Take the entries below and reproduce them word for word.

> **Dataset extract**:
--- Begin ---

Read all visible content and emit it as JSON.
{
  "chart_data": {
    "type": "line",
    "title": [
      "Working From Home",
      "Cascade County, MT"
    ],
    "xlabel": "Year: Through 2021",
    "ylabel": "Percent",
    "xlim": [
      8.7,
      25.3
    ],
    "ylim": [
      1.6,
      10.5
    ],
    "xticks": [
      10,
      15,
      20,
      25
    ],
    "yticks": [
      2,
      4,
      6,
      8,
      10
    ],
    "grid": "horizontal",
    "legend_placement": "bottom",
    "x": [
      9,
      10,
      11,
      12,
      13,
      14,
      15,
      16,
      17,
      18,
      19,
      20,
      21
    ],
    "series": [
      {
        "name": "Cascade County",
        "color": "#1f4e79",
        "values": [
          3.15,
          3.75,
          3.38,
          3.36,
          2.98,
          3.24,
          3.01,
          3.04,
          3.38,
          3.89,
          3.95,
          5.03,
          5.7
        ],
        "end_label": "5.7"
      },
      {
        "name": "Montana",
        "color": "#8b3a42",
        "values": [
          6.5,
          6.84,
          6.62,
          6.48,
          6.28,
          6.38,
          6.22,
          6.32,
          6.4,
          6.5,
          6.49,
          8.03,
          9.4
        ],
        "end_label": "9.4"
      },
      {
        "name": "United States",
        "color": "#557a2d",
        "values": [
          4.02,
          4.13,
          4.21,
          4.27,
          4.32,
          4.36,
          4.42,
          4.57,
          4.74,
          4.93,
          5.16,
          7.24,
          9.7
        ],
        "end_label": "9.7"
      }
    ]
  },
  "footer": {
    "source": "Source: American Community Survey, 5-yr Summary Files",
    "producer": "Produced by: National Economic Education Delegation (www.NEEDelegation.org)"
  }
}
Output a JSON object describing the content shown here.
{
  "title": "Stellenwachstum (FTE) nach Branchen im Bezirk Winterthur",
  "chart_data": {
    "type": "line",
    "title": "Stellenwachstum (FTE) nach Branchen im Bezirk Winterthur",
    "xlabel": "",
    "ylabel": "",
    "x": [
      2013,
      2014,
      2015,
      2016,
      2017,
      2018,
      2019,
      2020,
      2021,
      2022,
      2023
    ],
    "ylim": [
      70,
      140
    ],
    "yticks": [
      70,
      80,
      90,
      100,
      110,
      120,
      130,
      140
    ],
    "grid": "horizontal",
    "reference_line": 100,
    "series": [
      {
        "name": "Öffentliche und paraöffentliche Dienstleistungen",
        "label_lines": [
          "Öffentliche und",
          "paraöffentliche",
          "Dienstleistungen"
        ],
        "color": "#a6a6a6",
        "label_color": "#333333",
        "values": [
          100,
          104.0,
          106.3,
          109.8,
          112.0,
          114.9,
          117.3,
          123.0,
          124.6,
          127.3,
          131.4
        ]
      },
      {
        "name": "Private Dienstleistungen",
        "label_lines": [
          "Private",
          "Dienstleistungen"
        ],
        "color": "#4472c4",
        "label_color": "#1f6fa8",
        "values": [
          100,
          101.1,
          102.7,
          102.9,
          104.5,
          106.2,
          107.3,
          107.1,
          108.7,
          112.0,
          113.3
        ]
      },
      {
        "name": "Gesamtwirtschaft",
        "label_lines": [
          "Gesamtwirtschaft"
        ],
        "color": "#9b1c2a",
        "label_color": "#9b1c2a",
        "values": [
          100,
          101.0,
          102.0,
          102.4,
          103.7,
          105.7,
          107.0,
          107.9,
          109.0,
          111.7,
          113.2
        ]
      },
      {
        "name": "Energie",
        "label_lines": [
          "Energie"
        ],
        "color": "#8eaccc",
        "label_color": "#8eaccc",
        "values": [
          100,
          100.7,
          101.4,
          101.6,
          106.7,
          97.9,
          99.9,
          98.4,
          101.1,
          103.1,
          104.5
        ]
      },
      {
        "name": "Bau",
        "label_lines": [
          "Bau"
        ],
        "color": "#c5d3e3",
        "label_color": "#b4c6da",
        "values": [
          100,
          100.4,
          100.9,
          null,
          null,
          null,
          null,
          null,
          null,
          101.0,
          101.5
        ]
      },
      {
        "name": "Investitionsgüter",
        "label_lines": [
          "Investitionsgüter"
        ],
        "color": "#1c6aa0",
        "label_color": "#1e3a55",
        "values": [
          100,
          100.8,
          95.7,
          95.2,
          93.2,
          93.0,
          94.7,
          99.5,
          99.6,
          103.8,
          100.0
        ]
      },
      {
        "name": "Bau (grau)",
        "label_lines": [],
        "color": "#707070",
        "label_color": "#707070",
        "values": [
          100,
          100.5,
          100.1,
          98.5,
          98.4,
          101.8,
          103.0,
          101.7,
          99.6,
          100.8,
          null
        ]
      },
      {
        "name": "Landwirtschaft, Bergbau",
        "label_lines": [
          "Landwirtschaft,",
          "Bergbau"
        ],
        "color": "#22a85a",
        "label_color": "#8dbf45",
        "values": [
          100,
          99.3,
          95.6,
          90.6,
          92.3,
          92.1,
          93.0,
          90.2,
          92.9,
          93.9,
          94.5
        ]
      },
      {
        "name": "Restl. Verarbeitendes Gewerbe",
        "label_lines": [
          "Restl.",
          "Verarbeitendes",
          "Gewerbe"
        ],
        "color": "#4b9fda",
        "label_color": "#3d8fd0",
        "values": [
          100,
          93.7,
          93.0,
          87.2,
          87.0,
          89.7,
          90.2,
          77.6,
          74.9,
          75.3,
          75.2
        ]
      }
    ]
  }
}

--- End ---

> **The solution**:
Read all visible content and emit it as JSON.
{
  "chart_data": {
    "type": "line",
    "title": [
      "Working From Home",
      "Cascade County, MT"
    ],
    "xlabel": "Year: Through 2021",
    "ylabel": "Percent",
    "xlim": [
      8.7,
      25.3
    ],
    "ylim": [
      1.6,
      10.5
    ],
    "xticks": [
      10,
      15,
      20,
      25
    ],
    "yticks": [
      2,
      4,
      6,
      8,
      10
    ],
    "grid": "horizontal",
    "legend_placement": "bottom",
    "x": [
      9,
      10,
      11,
      12,
      13,
      14,
      15,
      16,
      17,
      18,
      19,
      20,
      21
    ],
    "series": [
      {
        "name": "Cascade County",
        "color": "#1f4e79",
        "values": [
          3.15,
          3.75,
          3.38,
          3.36,
          2.98,
          3.24,
          3.01,
          3.04,
          3.38,
          3.89,
          3.95,
          5.03,
          5.7
        ],
        "end_label": "5.7"
      },
      {
        "name": "Montana",
        "color": "#8b3a42",
        "values": [
          6.5,
          6.84,
          6.62,
          6.48,
          6.28,
          6.38,
          6.22,
          6.32,
          6.4,
          6.5,
          6.49,
          8.03,
          9.4
        ],
        "end_label": "9.4"
      },
      {
        "name": "United States",
        "color": "#557a2d",
        "values": [
          4.02,
          4.13,
          4.21,
          4.27,
          4.32,
          4.36,
          4.42,
          4.57,
          4.74,
          4.93,
          5.16,
          7.24,
          9.7
        ],
        "end_label": "9.7"
      }
    ]
  },
  "footer": {
    "source": "Source: American Community Survey, 5-yr Summary Files",
    "producer": "Produced by: National Economic Education Delegation (www.NEEDelegation.org)"
  }
}
Output a JSON object describing the content shown here.
{
  "title": "Stellenwachstum (FTE) nach Branchen im Bezirk Winterthur",
  "chart_data": {
    "type": "line",
    "title": "Stellenwachstum (FTE) nach Branchen im Bezirk Winterthur",
    "xlabel": "",
    "ylabel": "",
    "x": [
      2013,
      2014,
      2015,
      2016,
      2017,
      2018,
      2019,
      2020,
      2021,
      2022,
      2023
    ],
    "ylim": [
      70,
      140
    ],
    "yticks": [
      70,
      80,
      90,
      100,
      110,
      120,
      130,
      140
    ],
    "grid": "horizontal",
    "reference_line": 100,
    "series": [
      {
        "name": "Öffentliche und paraöffentliche Dienstleistungen",
        "label_lines": [
          "Öffentliche und",
          "paraöffentliche",
          "Dienstleistungen"
        ],
        "color": "#a6a6a6",
        "label_color": "#333333",
        "values": [
          100,
          104.0,
          106.3,
          109.8,
          112.0,
          114.9,
          117.3,
          123.0,
          124.6,
          127.3,
          131.4
        ]
      },
      {
        "name": "Private Dienstleistungen",
        "label_lines": [
          "Private",
          "Dienstleistungen"
        ],
        "color": "#4472c4",
        "label_color": "#1f6fa8",
        "values": [
          100,
          101.1,
          102.7,
          102.9,
          104.5,
          106.2,
          107.3,
          107.1,
          108.7,
          112.0,
          113.3
        ]
      },
      {
        "name": "Gesamtwirtschaft",
        "label_lines": [
          "Gesamtwirtschaft"
        ],
        "color": "#9b1c2a",
        "label_color": "#9b1c2a",
        "values": [
          100,
          101.0,
          102.0,
          102.4,
          103.7,
          105.7,
          107.0,
          107.9,
          109.0,
          111.7,
          113.2
        ]
      },
      {
        "name": "Energie",
        "label_lines": [
          "Energie"
        ],
        "color": "#8eaccc",
        "label_color": "#8eaccc",
        "values": [
          100,
          100.7,
          101.4,
          101.6,
          106.7,
          97.9,
          99.9,
          98.4,
          101.1,
          103.1,
          104.5
        ]
      },
      {
        "name": "Bau",
        "label_lines": [
          "Bau"
        ],
        "color": "#c5d3e3",
        "label_color": "#b4c6da",
        "values": [
          100,
          100.4,
          100.9,
          null,
          null,
          null,
          null,
          null,
          null,
          101.0,
          101.5
        ]
      },
      {
        "name": "Investitionsgüter",
        "label_lines": [
          "Investitionsgüter"
        ],
        "color": "#1c6aa0",
        "label_color": "#1e3a55",
        "values": [
          100,
          100.8,
          95.7,
          95.2,
          93.2,
          93.0,
          94.7,
          99.5,
          99.6,
          103.8,
          100.0
        ]
      },
      {
        "name": "Bau (grau)",
        "label_lines": [],
        "color": "#707070",
        "label_color": "#707070",
        "values": [
          100,
          100.5,
          100.1,
          98.5,
          98.4,
          101.8,
          103.0,
          101.7,
          99.6,
          100.8,
          null
        ]
      },
      {
        "name": "Landwirtschaft, Bergbau",
        "label_lines": [
          "Landwirtschaft,",
          "Bergbau"
        ],
        "color": "#22a85a",
        "label_color": "#8dbf45",
        "values": [
          100,
          99.3,
          95.6,
          90.6,
          92.3,
          92.1,
          93.0,
          90.2,
          92.9,
          93.9,
          94.5
        ]
      },
      {
        "name": "Restl. Verarbeitendes Gewerbe",
        "label_lines": [
          "Restl.",
          "Verarbeitendes",
          "Gewerbe"
        ],
        "color": "#4b9fda",
        "label_color": "#3d8fd0",
        "values": [
          100,
          93.7,
          93.0,
          87.2,
          87.0,
          89.7,
          90.2,
          77.6,
          74.9,
          75.3,
          75.2
        ]
      }
    ]
  }
}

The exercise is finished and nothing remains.